▼

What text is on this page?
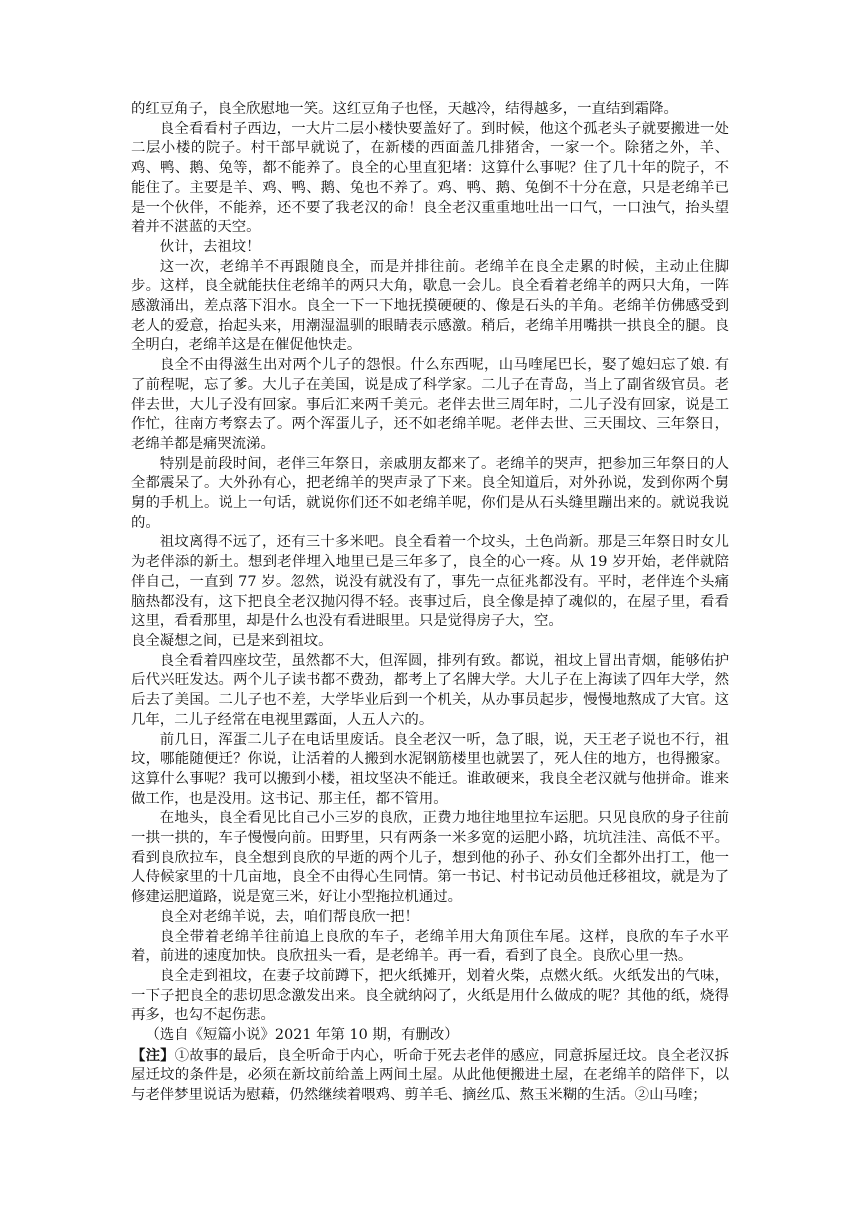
的红豆角子，良全欣慰地一笑。这红豆角子也怪，天越冷，结得越多，一直结到霜降。

良全看看村子西边，一大片二层小楼快要盖好了。到时候，他这个孤老头子就要搬进一处二层小楼的院子。村干部早就说了，在新楼的西面盖几排猪舍，一家一个。除猪之外，羊、鸡、鸭、鹅、兔等，都不能养了。良全的心里直犯堵：这算什么事呢？住了几十年的院子，不能住了。主要是羊、鸡、鸭、鹅、兔也不养了。鸡、鸭、鹅、兔倒不十分在意，只是老绵羊已是一个伙伴，不能养，还不要了我老汉的命！良全老汉重重地吐出一口气，一口浊气，抬头望着并不湛蓝的天空。

伙计，去祖坟！

这一次，老绵羊不再跟随良全，而是并排往前。老绵羊在良全走累的时候，主动止住脚步。这样，良全就能扶住老绵羊的两只大角，歇息一会儿。良全看着老绵羊的两只大角，一阵感激涌出，差点落下泪水。良全一下一下地抚摸硬硬的、像是石头的羊角。老绵羊仿佛感受到老人的爱意，抬起头来，用潮湿温驯的眼睛表示感激。稍后，老绵羊用嘴拱一拱良全的腿。良全明白，老绵羊这是在催促他快走。

良全不由得滋生出对两个儿子的怨恨。什么东西呢，山马喹尾巴长，娶了媳妇忘了娘. 有了前程呢，忘了爹。大儿子在美国，说是成了科学家。二儿子在青岛，当上了副省级官员。老伴去世，大儿子没有回家。事后汇来两千美元。老伴去世三周年时，二儿子没有回家，说是工作忙，往南方考察去了。两个浑蛋儿子，还不如老绵羊呢。老伴去世、三天围坟、三年祭日，老绵羊都是痛哭流涕。

特别是前段时间，老伴三年祭日，亲戚朋友都来了。老绵羊的哭声，把参加三年祭日的人全都震呆了。大外孙有心，把老绵羊的哭声录了下来。良全知道后，对外孙说，发到你两个舅舅的手机上。说上一句话，就说你们还不如老绵羊呢，你们是从石头缝里蹦出来的。就说我说的。

祖坟离得不远了，还有三十多米吧。良全看着一个坟头，土色尚新。那是三年祭日时女儿为老伴添的新土。想到老伴埋入地里已是三年多了，良全的心一疼。从 19 岁开始，老伴就陪伴自己，一直到 77 岁。忽然，说没有就没有了，事先一点征兆都没有。平时，老伴连个头痛脑热都没有，这下把良全老汉抛闪得不轻。丧事过后，良全像是掉了魂似的，在屋子里，看看这里，看看那里，却是什么也没有看进眼里。只是觉得房子大，空。

良全凝想之间，已是来到祖坟。

良全看着四座坟茔，虽然都不大，但浑圆，排列有致。都说，祖坟上冒出青烟，能够佑护后代兴旺发达。两个儿子读书都不费劲，都考上了名牌大学。大儿子在上海读了四年大学，然后去了美国。二儿子也不差，大学毕业后到一个机关，从办事员起步，慢慢地熬成了大官。这几年，二儿子经常在电视里露面，人五人六的。

前几日，浑蛋二儿子在电话里废话。良全老汉一听，急了眼，说，天王老子说也不行，祖坟，哪能随便迁？你说，让活着的人搬到水泥钢筋楼里也就罢了，死人住的地方，也得搬家。这算什么事呢？我可以搬到小楼，祖坟坚决不能迁。谁敢硬来，我良全老汉就与他拼命。谁来做工作，也是没用。这书记、那主任，都不管用。

在地头，良全看见比自己小三岁的良欣，正费力地往地里拉车运肥。只见良欣的身子往前一拱一拱的，车子慢慢向前。田野里，只有两条一米多宽的运肥小路，坑坑洼洼、高低不平。看到良欣拉车，良全想到良欣的早逝的两个儿子，想到他的孙子、孙女们全都外出打工，他一人侍候家里的十几亩地，良全不由得心生同情。第一书记、村书记动员他迁移祖坟，就是为了修建运肥道路，说是宽三米，好让小型拖拉机通过。

良全对老绵羊说，去，咱们帮良欣一把！

良全带着老绵羊往前追上良欣的车子，老绵羊用大角顶住车尾。这样，良欣的车子水平着，前进的速度加快。良欣扭头一看，是老绵羊。再一看，看到了良全。良欣心里一热。

良全走到祖坟，在妻子坟前蹲下，把火纸摊开，划着火柴，点燃火纸。火纸发出的气味，一下子把良全的悲切思念激发出来。良全就纳闷了，火纸是用什么做成的呢？其他的纸，烧得再多，也勾不起伤悲。

（选自《短篇小说》2021 年第 10 期，有删改）

【注】①故事的最后，良全听命于内心，听命于死去老伴的感应，同意拆屋迁坟。良全老汉拆屋迁坟的条件是，必须在新坟前给盖上两间土屋。从此他便搬进土屋，在老绵羊的陪伴下，以与老伴梦里说话为慰藉，仍然继续着喂鸡、剪羊毛、摘丝瓜、熬玉米糊的生活。②山马喹；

▲

The pictures should not appear in the copy; every other part of the records above must be returned exactly.

What text is on this page?
的红豆角子，良全欣慰地一笑。这红豆角子也怪，天越冷，结得越多，一直结到霜降。

良全看看村子西边，一大片二层小楼快要盖好了。到时候，他这个孤老头子就要搬进一处二层小楼的院子。村干部早就说了，在新楼的西面盖几排猪舍，一家一个。除猪之外，羊、鸡、鸭、鹅、兔等，都不能养了。良全的心里直犯堵：这算什么事呢？住了几十年的院子，不能住了。主要是羊、鸡、鸭、鹅、兔也不养了。鸡、鸭、鹅、兔倒不十分在意，只是老绵羊已是一个伙伴，不能养，还不要了我老汉的命！良全老汉重重地吐出一口气，一口浊气，抬头望着并不湛蓝的天空。

伙计，去祖坟！

这一次，老绵羊不再跟随良全，而是并排往前。老绵羊在良全走累的时候，主动止住脚步。这样，良全就能扶住老绵羊的两只大角，歇息一会儿。良全看着老绵羊的两只大角，一阵感激涌出，差点落下泪水。良全一下一下地抚摸硬硬的、像是石头的羊角。老绵羊仿佛感受到老人的爱意，抬起头来，用潮湿温驯的眼睛表示感激。稍后，老绵羊用嘴拱一拱良全的腿。良全明白，老绵羊这是在催促他快走。

良全不由得滋生出对两个儿子的怨恨。什么东西呢，山马喹尾巴长，娶了媳妇忘了娘. 有了前程呢，忘了爹。大儿子在美国，说是成了科学家。二儿子在青岛，当上了副省级官员。老伴去世，大儿子没有回家。事后汇来两千美元。老伴去世三周年时，二儿子没有回家，说是工作忙，往南方考察去了。两个浑蛋儿子，还不如老绵羊呢。老伴去世、三天围坟、三年祭日，老绵羊都是痛哭流涕。

特别是前段时间，老伴三年祭日，亲戚朋友都来了。老绵羊的哭声，把参加三年祭日的人全都震呆了。大外孙有心，把老绵羊的哭声录了下来。良全知道后，对外孙说，发到你两个舅舅的手机上。说上一句话，就说你们还不如老绵羊呢，你们是从石头缝里蹦出来的。就说我说的。

祖坟离得不远了，还有三十多米吧。良全看着一个坟头，土色尚新。那是三年祭日时女儿为老伴添的新土。想到老伴埋入地里已是三年多了，良全的心一疼。从 19 岁开始，老伴就陪伴自己，一直到 77 岁。忽然，说没有就没有了，事先一点征兆都没有。平时，老伴连个头痛脑热都没有，这下把良全老汉抛闪得不轻。丧事过后，良全像是掉了魂似的，在屋子里，看看这里，看看那里，却是什么也没有看进眼里。只是觉得房子大，空。

良全凝想之间，已是来到祖坟。

良全看着四座坟茔，虽然都不大，但浑圆，排列有致。都说，祖坟上冒出青烟，能够佑护后代兴旺发达。两个儿子读书都不费劲，都考上了名牌大学。大儿子在上海读了四年大学，然后去了美国。二儿子也不差，大学毕业后到一个机关，从办事员起步，慢慢地熬成了大官。这几年，二儿子经常在电视里露面，人五人六的。

前几日，浑蛋二儿子在电话里废话。良全老汉一听，急了眼，说，天王老子说也不行，祖坟，哪能随便迁？你说，让活着的人搬到水泥钢筋楼里也就罢了，死人住的地方，也得搬家。这算什么事呢？我可以搬到小楼，祖坟坚决不能迁。谁敢硬来，我良全老汉就与他拼命。谁来做工作，也是没用。这书记、那主任，都不管用。

在地头，良全看见比自己小三岁的良欣，正费力地往地里拉车运肥。只见良欣的身子往前一拱一拱的，车子慢慢向前。田野里，只有两条一米多宽的运肥小路，坑坑洼洼、高低不平。看到良欣拉车，良全想到良欣的早逝的两个儿子，想到他的孙子、孙女们全都外出打工，他一人侍候家里的十几亩地，良全不由得心生同情。第一书记、村书记动员他迁移祖坟，就是为了修建运肥道路，说是宽三米，好让小型拖拉机通过。

良全对老绵羊说，去，咱们帮良欣一把！

良全带着老绵羊往前追上良欣的车子，老绵羊用大角顶住车尾。这样，良欣的车子水平着，前进的速度加快。良欣扭头一看，是老绵羊。再一看，看到了良全。良欣心里一热。

良全走到祖坟，在妻子坟前蹲下，把火纸摊开，划着火柴，点燃火纸。火纸发出的气味，一下子把良全的悲切思念激发出来。良全就纳闷了，火纸是用什么做成的呢？其他的纸，烧得再多，也勾不起伤悲。

（选自《短篇小说》2021 年第 10 期，有删改）

【注】①故事的最后，良全听命于内心，听命于死去老伴的感应，同意拆屋迁坟。良全老汉拆屋迁坟的条件是，必须在新坟前给盖上两间土屋。从此他便搬进土屋，在老绵羊的陪伴下，以与老伴梦里说话为慰藉，仍然继续着喂鸡、剪羊毛、摘丝瓜、熬玉米糊的生活。②山马喹；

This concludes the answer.